● Exercise:
Search the entries for the word "demás" and pull out each line that has it.
** Start of Data for this task **
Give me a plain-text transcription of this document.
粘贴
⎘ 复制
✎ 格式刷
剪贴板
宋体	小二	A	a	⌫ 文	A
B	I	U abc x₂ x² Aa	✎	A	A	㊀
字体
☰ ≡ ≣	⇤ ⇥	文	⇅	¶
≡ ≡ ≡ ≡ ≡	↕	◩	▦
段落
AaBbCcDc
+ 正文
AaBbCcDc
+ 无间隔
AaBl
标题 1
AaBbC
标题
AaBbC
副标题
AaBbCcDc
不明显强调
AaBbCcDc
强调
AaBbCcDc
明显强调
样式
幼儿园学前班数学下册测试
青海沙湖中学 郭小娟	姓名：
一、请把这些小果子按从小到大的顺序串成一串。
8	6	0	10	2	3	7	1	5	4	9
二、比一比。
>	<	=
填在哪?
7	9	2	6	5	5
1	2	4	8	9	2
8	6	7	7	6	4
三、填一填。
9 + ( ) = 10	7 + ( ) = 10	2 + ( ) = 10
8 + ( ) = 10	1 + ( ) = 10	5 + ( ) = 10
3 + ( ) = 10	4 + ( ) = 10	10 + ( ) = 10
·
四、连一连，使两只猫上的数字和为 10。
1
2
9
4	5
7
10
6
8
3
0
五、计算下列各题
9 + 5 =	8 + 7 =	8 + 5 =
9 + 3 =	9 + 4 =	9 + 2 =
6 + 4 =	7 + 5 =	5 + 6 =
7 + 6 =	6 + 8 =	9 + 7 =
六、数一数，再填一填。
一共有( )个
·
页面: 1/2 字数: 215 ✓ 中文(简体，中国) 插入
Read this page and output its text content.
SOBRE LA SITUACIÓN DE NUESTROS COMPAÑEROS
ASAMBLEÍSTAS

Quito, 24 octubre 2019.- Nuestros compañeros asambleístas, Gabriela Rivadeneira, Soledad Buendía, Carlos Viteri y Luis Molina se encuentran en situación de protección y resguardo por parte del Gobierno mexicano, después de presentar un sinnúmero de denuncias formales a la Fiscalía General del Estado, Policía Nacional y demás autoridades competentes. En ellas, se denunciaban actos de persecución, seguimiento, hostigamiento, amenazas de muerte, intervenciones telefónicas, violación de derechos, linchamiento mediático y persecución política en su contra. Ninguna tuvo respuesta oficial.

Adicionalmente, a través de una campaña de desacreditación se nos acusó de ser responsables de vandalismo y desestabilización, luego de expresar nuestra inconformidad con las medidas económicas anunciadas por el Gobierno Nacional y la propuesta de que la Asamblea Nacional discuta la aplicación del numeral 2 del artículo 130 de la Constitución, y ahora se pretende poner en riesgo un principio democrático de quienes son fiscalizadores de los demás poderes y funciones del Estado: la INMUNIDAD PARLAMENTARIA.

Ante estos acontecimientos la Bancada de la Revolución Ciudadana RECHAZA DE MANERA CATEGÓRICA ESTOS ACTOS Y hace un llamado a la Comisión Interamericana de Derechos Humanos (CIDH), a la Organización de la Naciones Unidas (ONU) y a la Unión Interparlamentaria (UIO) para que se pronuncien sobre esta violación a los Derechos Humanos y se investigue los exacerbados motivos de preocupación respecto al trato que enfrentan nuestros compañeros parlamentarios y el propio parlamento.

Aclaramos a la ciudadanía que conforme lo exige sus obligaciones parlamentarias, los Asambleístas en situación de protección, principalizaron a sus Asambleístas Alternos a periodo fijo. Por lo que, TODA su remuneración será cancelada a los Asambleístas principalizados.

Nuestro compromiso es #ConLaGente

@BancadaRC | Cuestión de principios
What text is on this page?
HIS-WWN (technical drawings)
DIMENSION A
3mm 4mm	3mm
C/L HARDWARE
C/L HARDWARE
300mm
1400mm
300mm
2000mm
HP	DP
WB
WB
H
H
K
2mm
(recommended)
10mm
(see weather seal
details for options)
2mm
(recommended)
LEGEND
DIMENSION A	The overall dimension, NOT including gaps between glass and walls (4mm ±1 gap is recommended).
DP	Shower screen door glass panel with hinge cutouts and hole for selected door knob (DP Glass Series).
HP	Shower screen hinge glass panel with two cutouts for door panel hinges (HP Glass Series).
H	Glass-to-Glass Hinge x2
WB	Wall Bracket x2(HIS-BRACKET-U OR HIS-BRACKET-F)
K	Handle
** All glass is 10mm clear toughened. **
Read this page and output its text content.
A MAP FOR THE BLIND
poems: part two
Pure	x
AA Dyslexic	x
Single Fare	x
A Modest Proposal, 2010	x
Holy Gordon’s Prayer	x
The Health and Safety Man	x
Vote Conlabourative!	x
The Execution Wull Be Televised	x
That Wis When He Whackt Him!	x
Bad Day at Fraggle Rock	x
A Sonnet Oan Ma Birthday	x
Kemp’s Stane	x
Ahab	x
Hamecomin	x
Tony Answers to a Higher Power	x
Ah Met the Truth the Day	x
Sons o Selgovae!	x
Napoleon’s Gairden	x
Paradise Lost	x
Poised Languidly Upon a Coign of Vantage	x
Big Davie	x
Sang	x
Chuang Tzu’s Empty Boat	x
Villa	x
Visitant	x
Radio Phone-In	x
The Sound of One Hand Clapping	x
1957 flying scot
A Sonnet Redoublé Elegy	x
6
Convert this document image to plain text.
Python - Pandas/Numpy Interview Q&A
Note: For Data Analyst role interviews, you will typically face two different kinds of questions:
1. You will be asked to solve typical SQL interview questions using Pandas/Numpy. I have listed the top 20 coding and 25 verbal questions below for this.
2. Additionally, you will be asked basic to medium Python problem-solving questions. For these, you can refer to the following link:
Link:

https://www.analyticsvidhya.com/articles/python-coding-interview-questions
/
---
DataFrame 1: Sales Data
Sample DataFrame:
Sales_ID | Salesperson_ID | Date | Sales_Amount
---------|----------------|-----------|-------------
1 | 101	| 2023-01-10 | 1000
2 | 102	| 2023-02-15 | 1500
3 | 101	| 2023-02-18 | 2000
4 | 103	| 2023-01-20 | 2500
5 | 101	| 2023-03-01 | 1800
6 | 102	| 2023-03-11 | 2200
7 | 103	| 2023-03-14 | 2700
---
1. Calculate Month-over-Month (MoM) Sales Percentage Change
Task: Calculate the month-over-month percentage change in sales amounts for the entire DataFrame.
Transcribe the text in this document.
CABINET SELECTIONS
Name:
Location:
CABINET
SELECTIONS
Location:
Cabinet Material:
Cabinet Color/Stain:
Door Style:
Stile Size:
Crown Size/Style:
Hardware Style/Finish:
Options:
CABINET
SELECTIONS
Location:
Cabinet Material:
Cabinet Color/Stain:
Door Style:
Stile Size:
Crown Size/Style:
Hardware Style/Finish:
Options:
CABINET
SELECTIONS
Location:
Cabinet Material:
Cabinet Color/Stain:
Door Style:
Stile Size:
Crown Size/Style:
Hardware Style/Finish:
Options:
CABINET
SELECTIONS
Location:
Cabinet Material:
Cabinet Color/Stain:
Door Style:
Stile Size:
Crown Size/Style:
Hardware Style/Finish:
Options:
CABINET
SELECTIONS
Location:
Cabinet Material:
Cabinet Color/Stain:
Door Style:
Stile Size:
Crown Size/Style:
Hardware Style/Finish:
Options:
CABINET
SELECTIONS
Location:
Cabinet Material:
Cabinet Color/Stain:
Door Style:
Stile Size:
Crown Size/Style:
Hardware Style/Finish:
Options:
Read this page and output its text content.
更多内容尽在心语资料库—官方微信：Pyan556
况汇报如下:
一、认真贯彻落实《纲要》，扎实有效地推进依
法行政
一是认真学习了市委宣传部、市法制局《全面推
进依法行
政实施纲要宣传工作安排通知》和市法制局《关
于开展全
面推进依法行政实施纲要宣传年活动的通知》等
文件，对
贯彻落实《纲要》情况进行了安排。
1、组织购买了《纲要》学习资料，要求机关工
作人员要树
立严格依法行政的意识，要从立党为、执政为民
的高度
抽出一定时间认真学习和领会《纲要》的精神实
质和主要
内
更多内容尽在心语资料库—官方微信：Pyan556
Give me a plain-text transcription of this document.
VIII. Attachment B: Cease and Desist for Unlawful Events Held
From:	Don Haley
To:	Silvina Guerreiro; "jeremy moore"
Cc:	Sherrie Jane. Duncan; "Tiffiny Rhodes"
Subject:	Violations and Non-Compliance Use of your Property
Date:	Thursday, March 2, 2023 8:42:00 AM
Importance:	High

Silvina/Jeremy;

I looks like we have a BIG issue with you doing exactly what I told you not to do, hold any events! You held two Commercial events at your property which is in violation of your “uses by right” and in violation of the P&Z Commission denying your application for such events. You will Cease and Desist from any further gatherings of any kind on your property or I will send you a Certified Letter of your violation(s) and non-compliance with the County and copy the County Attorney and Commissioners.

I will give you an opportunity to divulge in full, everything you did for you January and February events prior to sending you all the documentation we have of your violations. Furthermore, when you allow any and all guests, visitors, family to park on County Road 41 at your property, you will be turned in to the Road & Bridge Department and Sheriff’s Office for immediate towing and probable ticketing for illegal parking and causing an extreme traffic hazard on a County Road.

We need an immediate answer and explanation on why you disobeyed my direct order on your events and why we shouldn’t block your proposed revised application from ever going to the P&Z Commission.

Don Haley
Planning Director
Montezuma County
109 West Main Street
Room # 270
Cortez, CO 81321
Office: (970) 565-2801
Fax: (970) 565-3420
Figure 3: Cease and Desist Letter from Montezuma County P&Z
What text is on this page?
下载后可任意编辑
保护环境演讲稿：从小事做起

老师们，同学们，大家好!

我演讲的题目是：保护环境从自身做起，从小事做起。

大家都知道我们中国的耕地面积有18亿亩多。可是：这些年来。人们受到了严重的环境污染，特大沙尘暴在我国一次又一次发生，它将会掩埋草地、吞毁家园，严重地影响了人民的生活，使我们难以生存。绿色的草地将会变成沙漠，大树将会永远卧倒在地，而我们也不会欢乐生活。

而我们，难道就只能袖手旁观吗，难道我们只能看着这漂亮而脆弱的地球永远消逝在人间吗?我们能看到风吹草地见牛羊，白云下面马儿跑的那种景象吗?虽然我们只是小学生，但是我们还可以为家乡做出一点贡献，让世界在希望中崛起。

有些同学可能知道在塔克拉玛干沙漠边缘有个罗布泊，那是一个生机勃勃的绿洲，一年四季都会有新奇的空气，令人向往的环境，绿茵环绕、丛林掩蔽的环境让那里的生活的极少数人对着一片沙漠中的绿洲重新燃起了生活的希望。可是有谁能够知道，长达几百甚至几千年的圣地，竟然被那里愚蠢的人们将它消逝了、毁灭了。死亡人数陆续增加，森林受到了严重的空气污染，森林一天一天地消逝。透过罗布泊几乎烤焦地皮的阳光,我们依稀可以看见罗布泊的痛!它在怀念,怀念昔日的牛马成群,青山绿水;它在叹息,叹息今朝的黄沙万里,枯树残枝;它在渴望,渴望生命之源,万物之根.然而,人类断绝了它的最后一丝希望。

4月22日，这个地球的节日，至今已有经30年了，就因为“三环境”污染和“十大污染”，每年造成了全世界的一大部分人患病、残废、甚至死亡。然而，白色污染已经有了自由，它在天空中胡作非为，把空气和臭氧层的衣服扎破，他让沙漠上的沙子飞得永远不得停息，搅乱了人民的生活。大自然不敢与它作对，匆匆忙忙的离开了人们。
** End of Data for this task **
● Solution for this exercise:
Quito, 24 octubre 2019.- Nuestros compañeros asambleístas, Gabriela Rivadeneira, Soledad Buendía, Carlos Viteri y Luis Molina se encuentran en situación de protección y resguardo por parte del Gobierno mexicano, después de presentar un sinnúmero de denuncias formales a la Fiscalía General del Estado, Policía Nacional y demás autoridades competentes. En ellas, se denunciaban actos de persecución, seguimiento, hostigamiento, amenazas de muerte, intervenciones telefónicas, violación de derechos, linchamiento mediático y persecución política en su contra. Ninguna tuvo respuesta oficial.
Adicionalmente, a través de una campaña de desacreditación se nos acusó de ser responsables de vandalismo y desestabilización, luego de expresar nuestra inconformidad con las medidas económicas anunciadas por el Gobierno Nacional y la propuesta de que la Asamblea Nacional discuta la aplicación del numeral 2 del artículo 130 de la Constitución, y ahora se pretende poner en riesgo un principio democrático de quienes son fiscalizadores de los demás poderes y funciones del Estado: la INMUNIDAD PARLAMENTARIA.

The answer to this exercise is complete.